**DATASET:**

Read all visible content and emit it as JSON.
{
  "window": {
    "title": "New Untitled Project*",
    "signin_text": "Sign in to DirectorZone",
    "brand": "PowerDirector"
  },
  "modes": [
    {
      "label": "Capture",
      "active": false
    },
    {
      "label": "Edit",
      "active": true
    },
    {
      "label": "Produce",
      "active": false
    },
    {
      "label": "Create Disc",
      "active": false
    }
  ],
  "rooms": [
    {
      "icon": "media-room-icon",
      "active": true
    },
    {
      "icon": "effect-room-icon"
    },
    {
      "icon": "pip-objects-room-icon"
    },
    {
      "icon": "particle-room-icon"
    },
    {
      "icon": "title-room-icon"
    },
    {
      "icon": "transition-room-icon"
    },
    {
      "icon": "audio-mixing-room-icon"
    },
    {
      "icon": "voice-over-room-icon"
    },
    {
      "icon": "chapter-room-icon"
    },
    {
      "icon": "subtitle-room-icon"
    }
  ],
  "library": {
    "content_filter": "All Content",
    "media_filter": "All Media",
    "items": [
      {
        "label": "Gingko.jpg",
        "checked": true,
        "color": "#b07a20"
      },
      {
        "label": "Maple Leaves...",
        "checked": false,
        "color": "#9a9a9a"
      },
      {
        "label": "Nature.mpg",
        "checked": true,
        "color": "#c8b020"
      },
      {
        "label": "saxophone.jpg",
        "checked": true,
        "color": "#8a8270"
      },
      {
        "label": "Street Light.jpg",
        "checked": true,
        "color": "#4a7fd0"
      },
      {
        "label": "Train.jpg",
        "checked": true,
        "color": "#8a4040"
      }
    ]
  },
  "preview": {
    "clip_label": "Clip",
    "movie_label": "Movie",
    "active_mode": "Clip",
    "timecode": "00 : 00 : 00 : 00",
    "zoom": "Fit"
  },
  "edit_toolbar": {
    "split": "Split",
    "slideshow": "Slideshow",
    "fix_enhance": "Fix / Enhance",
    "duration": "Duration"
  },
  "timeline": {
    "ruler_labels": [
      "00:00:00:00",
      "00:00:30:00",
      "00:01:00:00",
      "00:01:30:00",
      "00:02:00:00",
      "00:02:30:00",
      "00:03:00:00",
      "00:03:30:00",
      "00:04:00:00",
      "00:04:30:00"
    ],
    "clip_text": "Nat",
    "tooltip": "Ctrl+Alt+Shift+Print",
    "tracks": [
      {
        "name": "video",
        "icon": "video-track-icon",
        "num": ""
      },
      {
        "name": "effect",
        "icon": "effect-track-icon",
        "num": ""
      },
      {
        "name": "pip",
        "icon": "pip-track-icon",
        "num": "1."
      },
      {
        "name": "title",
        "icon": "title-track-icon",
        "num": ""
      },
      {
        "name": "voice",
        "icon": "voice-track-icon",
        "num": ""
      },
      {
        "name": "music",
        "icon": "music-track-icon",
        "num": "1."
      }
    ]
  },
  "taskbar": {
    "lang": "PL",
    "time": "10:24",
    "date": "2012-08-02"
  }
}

**EXERCISE GOAL:** Each line of the material should be duplicated exactly, please.

**WRITTEN REPLY:**
Read all visible content and emit it as JSON.
{
  "window": {
    "title": "New Untitled Project*",
    "signin_text": "Sign in to DirectorZone",
    "brand": "PowerDirector"
  },
  "modes": [
    {
      "label": "Capture",
      "active": false
    },
    {
      "label": "Edit",
      "active": true
    },
    {
      "label": "Produce",
      "active": false
    },
    {
      "label": "Create Disc",
      "active": false
    }
  ],
  "rooms": [
    {
      "icon": "media-room-icon",
      "active": true
    },
    {
      "icon": "effect-room-icon"
    },
    {
      "icon": "pip-objects-room-icon"
    },
    {
      "icon": "particle-room-icon"
    },
    {
      "icon": "title-room-icon"
    },
    {
      "icon": "transition-room-icon"
    },
    {
      "icon": "audio-mixing-room-icon"
    },
    {
      "icon": "voice-over-room-icon"
    },
    {
      "icon": "chapter-room-icon"
    },
    {
      "icon": "subtitle-room-icon"
    }
  ],
  "library": {
    "content_filter": "All Content",
    "media_filter": "All Media",
    "items": [
      {
        "label": "Gingko.jpg",
        "checked": true,
        "color": "#b07a20"
      },
      {
        "label": "Maple Leaves...",
        "checked": false,
        "color": "#9a9a9a"
      },
      {
        "label": "Nature.mpg",
        "checked": true,
        "color": "#c8b020"
      },
      {
        "label": "saxophone.jpg",
        "checked": true,
        "color": "#8a8270"
      },
      {
        "label": "Street Light.jpg",
        "checked": true,
        "color": "#4a7fd0"
      },
      {
        "label": "Train.jpg",
        "checked": true,
        "color": "#8a4040"
      }
    ]
  },
  "preview": {
    "clip_label": "Clip",
    "movie_label": "Movie",
    "active_mode": "Clip",
    "timecode": "00 : 00 : 00 : 00",
    "zoom": "Fit"
  },
  "edit_toolbar": {
    "split": "Split",
    "slideshow": "Slideshow",
    "fix_enhance": "Fix / Enhance",
    "duration": "Duration"
  },
  "timeline": {
    "ruler_labels": [
      "00:00:00:00",
      "00:00:30:00",
      "00:01:00:00",
      "00:01:30:00",
      "00:02:00:00",
      "00:02:30:00",
      "00:03:00:00",
      "00:03:30:00",
      "00:04:00:00",
      "00:04:30:00"
    ],
    "clip_text": "Nat",
    "tooltip": "Ctrl+Alt+Shift+Print",
    "tracks": [
      {
        "name": "video",
        "icon": "video-track-icon",
        "num": ""
      },
      {
        "name": "effect",
        "icon": "effect-track-icon",
        "num": ""
      },
      {
        "name": "pip",
        "icon": "pip-track-icon",
        "num": "1."
      },
      {
        "name": "title",
        "icon": "title-track-icon",
        "num": ""
      },
      {
        "name": "voice",
        "icon": "voice-track-icon",
        "num": ""
      },
      {
        "name": "music",
        "icon": "music-track-icon",
        "num": "1."
      }
    ]
  },
  "taskbar": {
    "lang": "PL",
    "time": "10:24",
    "date": "2012-08-02"
  }
}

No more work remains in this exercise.